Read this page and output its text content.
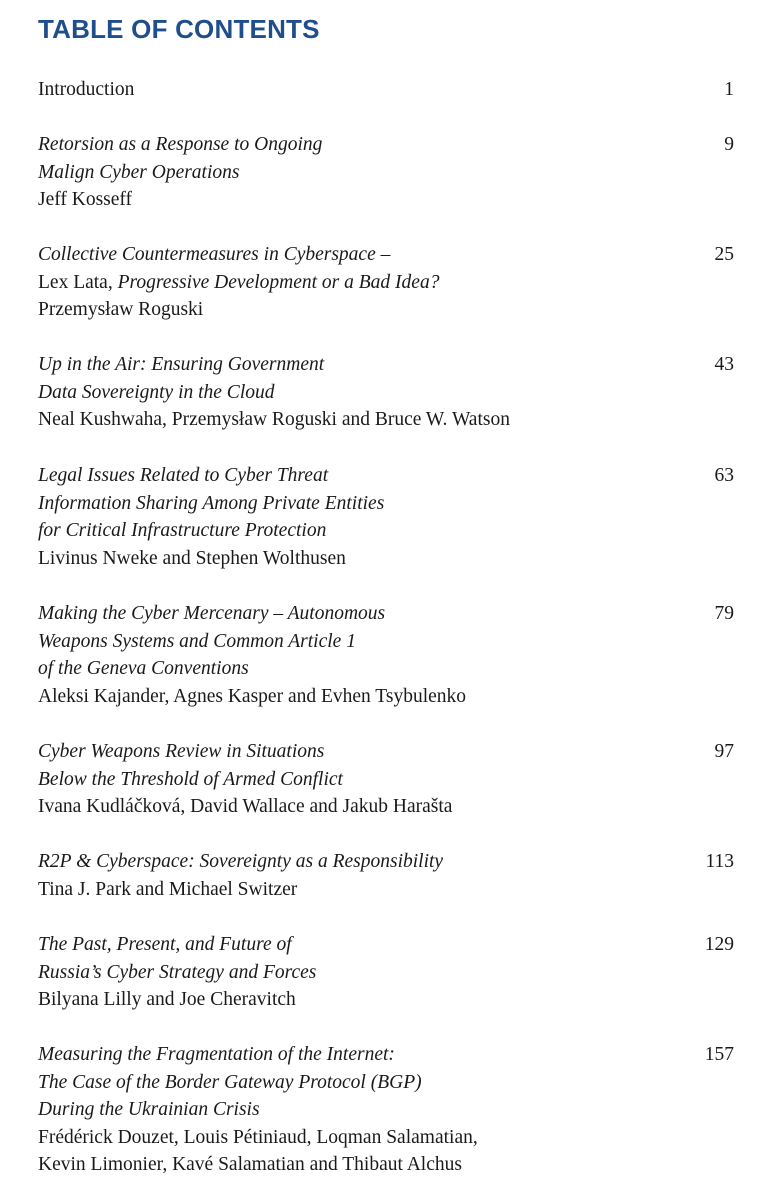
TABLE OF CONTENTS
Introduction	1
Retorsion as a Response to Ongoing
Malign Cyber Operations
Jeff Kosseff
9
Collective Countermeasures in Cyberspace –
Lex Lata, Progressive Development or a Bad Idea?
Przemysław Roguski
25
Up in the Air: Ensuring Government
Data Sovereignty in the Cloud
Neal Kushwaha, Przemysław Roguski and Bruce W. Watson
43
Legal Issues Related to Cyber Threat
Information Sharing Among Private Entities
for Critical Infrastructure Protection
Livinus Nweke and Stephen Wolthusen
63
Making the Cyber Mercenary – Autonomous
Weapons Systems and Common Article 1
of the Geneva Conventions
Aleksi Kajander, Agnes Kasper and Evhen Tsybulenko
79
Cyber Weapons Review in Situations
Below the Threshold of Armed Conflict
Ivana Kudláčková, David Wallace and Jakub Harašta
97
R2P & Cyberspace: Sovereignty as a Responsibility
Tina J. Park and Michael Switzer
113
The Past, Present, and Future of
Russia’s Cyber Strategy and Forces
Bilyana Lilly and Joe Cheravitch
129
Measuring the Fragmentation of the Internet:
The Case of the Border Gateway Protocol (BGP)
During the Ukrainian Crisis
Frédérick Douzet, Louis Pétiniaud, Loqman Salamatian,
Kevin Limonier, Kavé Salamatian and Thibaut Alchus
157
□ □ □ □
**TASK OBJECTIVE**: Read the data above and count the lines that include "Cyberspace". Answer only with the count.

**EXERCISE SOLUTION**: 2